**WHAT YOU WILL DO:** Set out every line bearing the string "бюджета".

Collected data
--*--

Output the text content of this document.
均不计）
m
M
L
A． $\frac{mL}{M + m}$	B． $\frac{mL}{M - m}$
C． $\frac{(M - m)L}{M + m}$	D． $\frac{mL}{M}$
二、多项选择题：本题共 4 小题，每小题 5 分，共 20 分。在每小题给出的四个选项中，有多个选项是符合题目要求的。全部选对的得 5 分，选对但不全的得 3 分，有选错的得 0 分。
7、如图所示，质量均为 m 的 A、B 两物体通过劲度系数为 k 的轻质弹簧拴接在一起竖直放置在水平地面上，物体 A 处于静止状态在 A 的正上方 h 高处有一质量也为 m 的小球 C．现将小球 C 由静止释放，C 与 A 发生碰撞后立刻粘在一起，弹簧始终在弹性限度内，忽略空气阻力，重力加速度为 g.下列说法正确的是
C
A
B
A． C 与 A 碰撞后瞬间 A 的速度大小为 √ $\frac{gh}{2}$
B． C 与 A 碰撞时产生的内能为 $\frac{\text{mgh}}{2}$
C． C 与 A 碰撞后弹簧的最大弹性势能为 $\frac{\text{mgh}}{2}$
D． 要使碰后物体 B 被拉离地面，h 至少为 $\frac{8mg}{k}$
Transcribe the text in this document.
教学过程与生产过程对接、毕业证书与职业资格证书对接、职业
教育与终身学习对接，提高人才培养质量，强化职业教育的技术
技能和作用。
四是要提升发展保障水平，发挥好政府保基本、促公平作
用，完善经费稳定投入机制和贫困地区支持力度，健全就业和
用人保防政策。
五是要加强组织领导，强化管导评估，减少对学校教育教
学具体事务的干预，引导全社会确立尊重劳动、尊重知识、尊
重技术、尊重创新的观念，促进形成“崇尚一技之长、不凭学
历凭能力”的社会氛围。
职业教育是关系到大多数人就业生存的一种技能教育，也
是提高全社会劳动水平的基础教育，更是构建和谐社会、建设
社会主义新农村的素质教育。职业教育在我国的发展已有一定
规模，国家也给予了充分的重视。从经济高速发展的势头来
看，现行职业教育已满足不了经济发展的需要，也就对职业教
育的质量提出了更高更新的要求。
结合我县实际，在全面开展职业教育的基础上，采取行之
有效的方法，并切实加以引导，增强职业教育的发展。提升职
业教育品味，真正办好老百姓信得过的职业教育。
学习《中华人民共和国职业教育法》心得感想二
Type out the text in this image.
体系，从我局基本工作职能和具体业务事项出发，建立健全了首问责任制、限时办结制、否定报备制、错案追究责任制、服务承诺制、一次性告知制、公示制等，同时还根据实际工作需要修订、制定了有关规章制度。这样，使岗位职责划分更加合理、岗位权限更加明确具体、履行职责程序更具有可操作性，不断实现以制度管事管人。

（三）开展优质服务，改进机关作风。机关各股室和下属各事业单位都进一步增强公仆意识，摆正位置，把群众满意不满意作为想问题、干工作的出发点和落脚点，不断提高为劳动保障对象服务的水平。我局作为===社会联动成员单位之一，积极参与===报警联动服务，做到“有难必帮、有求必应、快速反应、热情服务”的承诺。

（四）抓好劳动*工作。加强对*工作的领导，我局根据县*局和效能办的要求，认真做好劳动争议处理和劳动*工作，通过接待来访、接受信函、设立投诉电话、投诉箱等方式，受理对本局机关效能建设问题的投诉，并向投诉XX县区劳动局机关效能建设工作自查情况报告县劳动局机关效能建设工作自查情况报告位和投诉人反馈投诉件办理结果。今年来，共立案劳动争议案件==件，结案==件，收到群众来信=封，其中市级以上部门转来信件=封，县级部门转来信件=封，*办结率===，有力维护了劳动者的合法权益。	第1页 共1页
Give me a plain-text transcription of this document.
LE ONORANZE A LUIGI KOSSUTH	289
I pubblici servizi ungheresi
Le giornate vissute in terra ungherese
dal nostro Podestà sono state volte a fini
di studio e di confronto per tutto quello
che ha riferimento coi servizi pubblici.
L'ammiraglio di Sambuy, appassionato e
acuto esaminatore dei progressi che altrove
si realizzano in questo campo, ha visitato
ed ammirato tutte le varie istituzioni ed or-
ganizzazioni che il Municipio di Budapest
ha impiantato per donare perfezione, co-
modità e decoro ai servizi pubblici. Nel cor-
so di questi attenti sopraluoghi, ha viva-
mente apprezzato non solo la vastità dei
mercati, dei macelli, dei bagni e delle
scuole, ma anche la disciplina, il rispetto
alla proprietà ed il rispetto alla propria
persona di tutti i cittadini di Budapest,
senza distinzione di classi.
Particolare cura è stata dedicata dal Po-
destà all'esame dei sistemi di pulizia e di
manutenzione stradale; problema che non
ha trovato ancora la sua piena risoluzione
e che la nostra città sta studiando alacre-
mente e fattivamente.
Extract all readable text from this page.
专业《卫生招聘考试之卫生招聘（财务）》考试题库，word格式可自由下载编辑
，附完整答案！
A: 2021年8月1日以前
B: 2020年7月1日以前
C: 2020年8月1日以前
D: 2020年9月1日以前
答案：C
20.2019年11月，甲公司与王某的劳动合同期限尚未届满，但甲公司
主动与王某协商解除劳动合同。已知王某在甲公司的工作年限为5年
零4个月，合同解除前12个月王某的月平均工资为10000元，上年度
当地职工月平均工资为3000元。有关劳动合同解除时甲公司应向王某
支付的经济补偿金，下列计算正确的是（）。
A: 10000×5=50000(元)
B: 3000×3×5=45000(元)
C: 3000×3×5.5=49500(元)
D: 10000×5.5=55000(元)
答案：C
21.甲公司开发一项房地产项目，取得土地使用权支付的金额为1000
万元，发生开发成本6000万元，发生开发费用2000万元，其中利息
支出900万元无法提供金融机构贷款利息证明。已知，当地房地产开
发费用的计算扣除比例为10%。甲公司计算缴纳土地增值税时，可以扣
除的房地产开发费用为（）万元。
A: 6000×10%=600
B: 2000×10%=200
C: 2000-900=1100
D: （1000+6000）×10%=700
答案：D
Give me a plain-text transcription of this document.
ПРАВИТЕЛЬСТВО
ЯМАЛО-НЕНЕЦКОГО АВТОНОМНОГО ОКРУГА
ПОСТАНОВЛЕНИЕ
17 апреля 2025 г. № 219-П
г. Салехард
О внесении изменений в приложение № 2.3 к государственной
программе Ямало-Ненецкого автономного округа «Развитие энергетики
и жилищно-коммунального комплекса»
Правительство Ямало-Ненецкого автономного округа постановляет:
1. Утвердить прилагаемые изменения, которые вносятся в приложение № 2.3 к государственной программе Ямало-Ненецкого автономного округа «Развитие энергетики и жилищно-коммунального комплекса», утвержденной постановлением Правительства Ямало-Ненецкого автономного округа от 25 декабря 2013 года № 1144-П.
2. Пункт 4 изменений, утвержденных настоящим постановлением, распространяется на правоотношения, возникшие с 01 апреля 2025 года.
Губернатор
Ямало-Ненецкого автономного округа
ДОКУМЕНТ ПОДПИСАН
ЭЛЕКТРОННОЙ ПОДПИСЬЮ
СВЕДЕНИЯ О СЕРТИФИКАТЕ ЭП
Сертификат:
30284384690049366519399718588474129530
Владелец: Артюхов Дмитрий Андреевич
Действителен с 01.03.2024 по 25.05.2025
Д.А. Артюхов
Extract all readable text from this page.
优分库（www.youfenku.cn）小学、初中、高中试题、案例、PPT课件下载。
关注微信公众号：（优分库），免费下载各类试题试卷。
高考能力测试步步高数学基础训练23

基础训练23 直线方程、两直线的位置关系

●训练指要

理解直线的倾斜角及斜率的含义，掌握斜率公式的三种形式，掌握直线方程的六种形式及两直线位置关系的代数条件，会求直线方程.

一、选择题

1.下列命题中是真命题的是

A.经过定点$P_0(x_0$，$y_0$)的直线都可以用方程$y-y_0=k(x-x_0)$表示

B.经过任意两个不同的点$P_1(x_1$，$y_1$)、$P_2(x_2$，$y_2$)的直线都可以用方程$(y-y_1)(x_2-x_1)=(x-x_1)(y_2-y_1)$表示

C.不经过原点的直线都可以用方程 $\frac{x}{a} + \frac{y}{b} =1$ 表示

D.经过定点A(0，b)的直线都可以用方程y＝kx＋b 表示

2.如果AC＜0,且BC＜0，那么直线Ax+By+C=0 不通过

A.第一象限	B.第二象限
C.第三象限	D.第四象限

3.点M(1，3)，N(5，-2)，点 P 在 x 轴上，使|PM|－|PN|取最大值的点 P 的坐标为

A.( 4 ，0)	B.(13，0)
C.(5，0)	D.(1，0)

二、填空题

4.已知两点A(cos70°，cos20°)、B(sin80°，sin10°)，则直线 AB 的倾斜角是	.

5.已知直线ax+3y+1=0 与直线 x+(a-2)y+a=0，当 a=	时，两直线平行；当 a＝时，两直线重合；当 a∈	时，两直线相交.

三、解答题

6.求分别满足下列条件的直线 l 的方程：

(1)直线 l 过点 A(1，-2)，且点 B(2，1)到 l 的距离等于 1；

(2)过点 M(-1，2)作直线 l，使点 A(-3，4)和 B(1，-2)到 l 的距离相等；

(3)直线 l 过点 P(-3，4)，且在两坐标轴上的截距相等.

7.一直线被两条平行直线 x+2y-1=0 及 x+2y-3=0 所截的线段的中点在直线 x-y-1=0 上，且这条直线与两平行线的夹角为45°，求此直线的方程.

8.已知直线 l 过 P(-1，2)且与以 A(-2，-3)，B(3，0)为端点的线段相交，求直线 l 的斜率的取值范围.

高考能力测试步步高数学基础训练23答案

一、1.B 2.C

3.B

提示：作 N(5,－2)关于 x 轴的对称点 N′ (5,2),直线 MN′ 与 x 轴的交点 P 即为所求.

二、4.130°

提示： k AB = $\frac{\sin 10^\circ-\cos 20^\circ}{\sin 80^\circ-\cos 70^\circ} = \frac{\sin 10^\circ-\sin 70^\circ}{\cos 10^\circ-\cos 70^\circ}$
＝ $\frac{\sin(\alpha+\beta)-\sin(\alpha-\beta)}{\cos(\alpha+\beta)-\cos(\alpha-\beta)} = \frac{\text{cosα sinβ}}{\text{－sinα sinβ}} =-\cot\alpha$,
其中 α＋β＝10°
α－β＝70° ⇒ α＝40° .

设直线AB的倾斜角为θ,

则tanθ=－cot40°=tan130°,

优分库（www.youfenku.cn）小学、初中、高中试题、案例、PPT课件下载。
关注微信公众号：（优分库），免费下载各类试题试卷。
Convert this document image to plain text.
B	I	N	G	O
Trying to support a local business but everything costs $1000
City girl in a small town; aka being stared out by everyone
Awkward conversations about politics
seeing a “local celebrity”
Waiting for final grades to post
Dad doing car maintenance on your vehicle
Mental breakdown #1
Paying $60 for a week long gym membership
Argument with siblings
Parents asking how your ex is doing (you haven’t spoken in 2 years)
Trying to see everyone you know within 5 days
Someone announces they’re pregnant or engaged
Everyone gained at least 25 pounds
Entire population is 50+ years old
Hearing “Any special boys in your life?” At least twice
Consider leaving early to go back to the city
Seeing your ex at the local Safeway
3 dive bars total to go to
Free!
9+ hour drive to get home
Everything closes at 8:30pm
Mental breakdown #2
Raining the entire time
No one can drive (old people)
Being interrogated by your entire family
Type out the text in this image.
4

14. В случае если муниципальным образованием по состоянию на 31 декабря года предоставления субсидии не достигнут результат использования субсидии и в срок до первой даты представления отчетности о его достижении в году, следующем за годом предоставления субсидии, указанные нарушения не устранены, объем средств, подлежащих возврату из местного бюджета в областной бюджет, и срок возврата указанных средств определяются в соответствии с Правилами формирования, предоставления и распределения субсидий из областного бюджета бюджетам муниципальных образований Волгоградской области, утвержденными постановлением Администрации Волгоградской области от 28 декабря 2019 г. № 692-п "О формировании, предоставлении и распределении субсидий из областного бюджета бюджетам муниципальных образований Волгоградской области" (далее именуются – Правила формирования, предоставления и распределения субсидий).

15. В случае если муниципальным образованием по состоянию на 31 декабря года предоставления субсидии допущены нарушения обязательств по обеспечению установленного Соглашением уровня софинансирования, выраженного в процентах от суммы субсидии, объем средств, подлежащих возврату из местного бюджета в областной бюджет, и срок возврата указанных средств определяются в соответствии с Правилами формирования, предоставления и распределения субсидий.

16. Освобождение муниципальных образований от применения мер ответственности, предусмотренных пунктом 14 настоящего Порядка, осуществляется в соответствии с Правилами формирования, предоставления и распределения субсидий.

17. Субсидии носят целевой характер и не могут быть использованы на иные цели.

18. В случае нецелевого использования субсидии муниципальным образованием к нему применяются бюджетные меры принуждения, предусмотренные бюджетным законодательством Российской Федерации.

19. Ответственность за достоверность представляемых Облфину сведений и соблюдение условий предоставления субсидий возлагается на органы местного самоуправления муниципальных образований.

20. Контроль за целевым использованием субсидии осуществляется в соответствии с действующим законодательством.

--*--

**TASK OUTPUT:**
14. В случае если муниципальным образованием по состоянию на 31 декабря года предоставления субсидии не достигнут результат использования субсидии и в срок до первой даты представления отчетности о его достижении в году, следующем за годом предоставления субсидии, указанные нарушения не устранены, объем средств, подлежащих возврату из местного бюджета в областной бюджет, и срок возврата указанных средств определяются в соответствии с Правилами формирования, предоставления и распределения субсидий из областного бюджета бюджетам муниципальных образований Волгоградской области, утвержденными постановлением Администрации Волгоградской области от 28 декабря 2019 г. № 692-п "О формировании, предоставлении и распределении субсидий из областного бюджета бюджетам муниципальных образований Волгоградской области" (далее именуются – Правила формирования, предоставления и распределения субсидий).
15. В случае если муниципальным образованием по состоянию на 31 декабря года предоставления субсидии допущены нарушения обязательств по обеспечению установленного Соглашением уровня софинансирования, выраженного в процентах от суммы субсидии, объем средств, подлежащих возврату из местного бюджета в областной бюджет, и срок возврата указанных средств определяются в соответствии с Правилами формирования, предоставления и распределения субсидий.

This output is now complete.